**WHAT IS REQUIRED**
Reproduce every record below exactly as written, leaving out any pictures.

** start PROVIDED RECORDS **

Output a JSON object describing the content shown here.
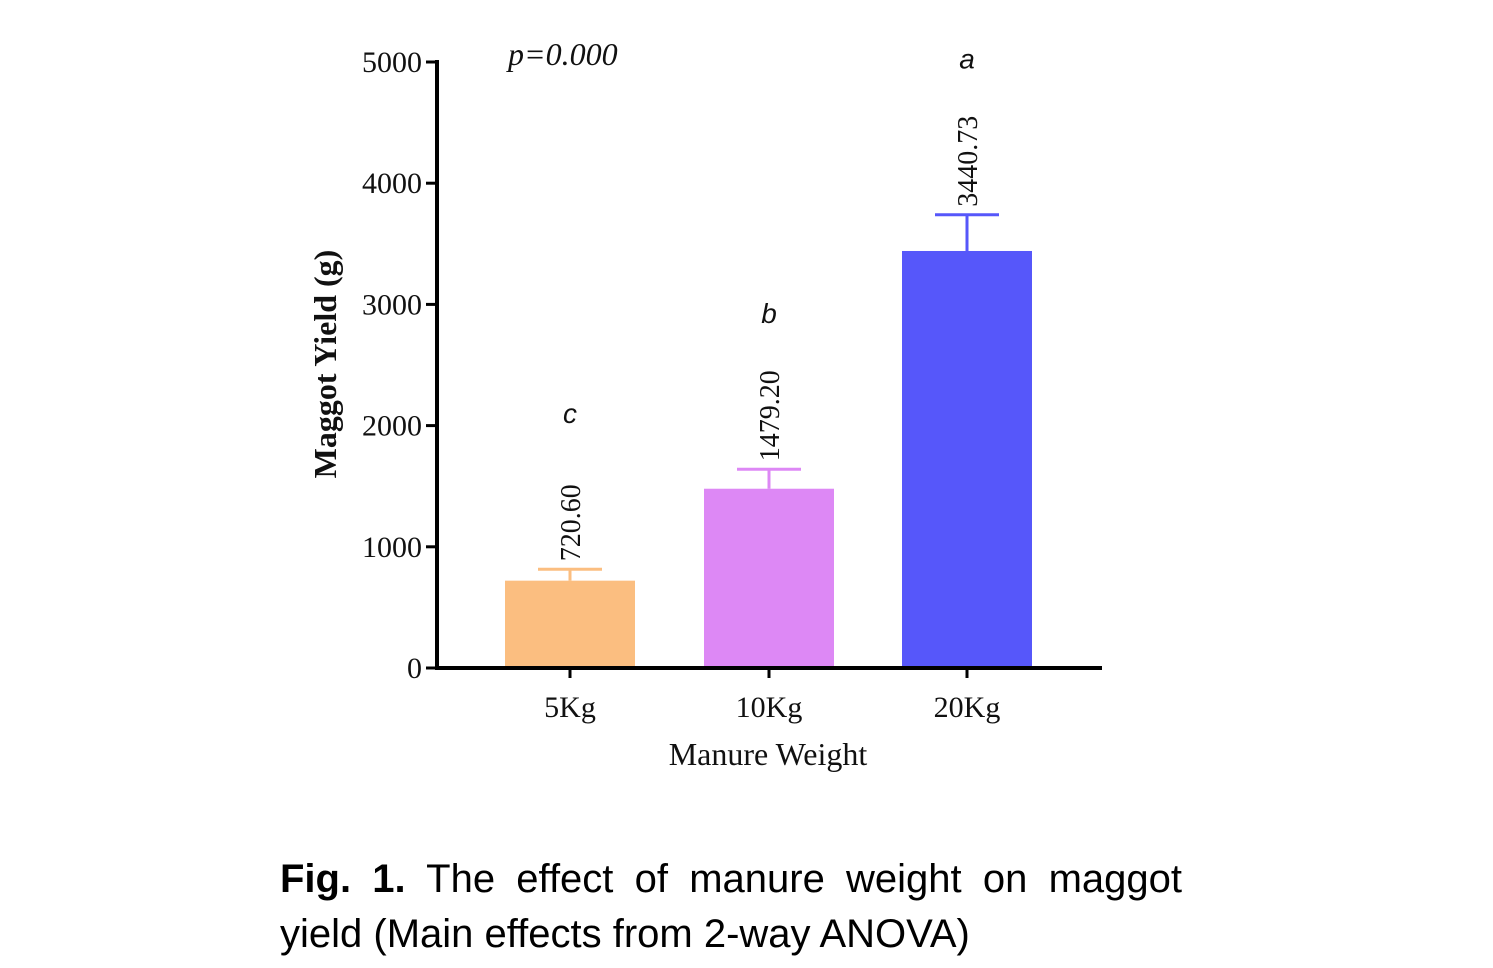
{
  "chart_data": {
    "type": "bar",
    "categories": [
      "5Kg",
      "10Kg",
      "20Kg"
    ],
    "values": [
      720.6,
      1479.2,
      3440.73
    ],
    "value_labels": [
      "720.60",
      "1479.20",
      "3440.73"
    ],
    "error_upper": [
      815,
      1640,
      3740
    ],
    "significance_letters": [
      "c",
      "b",
      "a"
    ],
    "colors": [
      "#FBBE80",
      "#DD88F5",
      "#5657FA"
    ],
    "annotation": "p=0.000",
    "xlabel": "Manure Weight",
    "ylabel": "Maggot Yield (g)",
    "ylim": [
      0,
      5000
    ],
    "yticks": [
      0,
      1000,
      2000,
      3000,
      4000,
      5000
    ],
    "grid": false
  },
  "caption": {
    "label": "Fig. 1.",
    "text": " The effect of manure weight on maggot yield (Main effects from 2-way ANOVA)"
  }
}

** end PROVIDED RECORDS **

**CORRECT RESPONSE**
Output a JSON object describing the content shown here.
{
  "chart_data": {
    "type": "bar",
    "categories": [
      "5Kg",
      "10Kg",
      "20Kg"
    ],
    "values": [
      720.6,
      1479.2,
      3440.73
    ],
    "value_labels": [
      "720.60",
      "1479.20",
      "3440.73"
    ],
    "error_upper": [
      815,
      1640,
      3740
    ],
    "significance_letters": [
      "c",
      "b",
      "a"
    ],
    "colors": [
      "#FBBE80",
      "#DD88F5",
      "#5657FA"
    ],
    "annotation": "p=0.000",
    "xlabel": "Manure Weight",
    "ylabel": "Maggot Yield (g)",
    "ylim": [
      0,
      5000
    ],
    "yticks": [
      0,
      1000,
      2000,
      3000,
      4000,
      5000
    ],
    "grid": false
  },
  "caption": {
    "label": "Fig. 1.",
    "text": " The effect of manure weight on maggot yield (Main effects from 2-way ANOVA)"
  }
}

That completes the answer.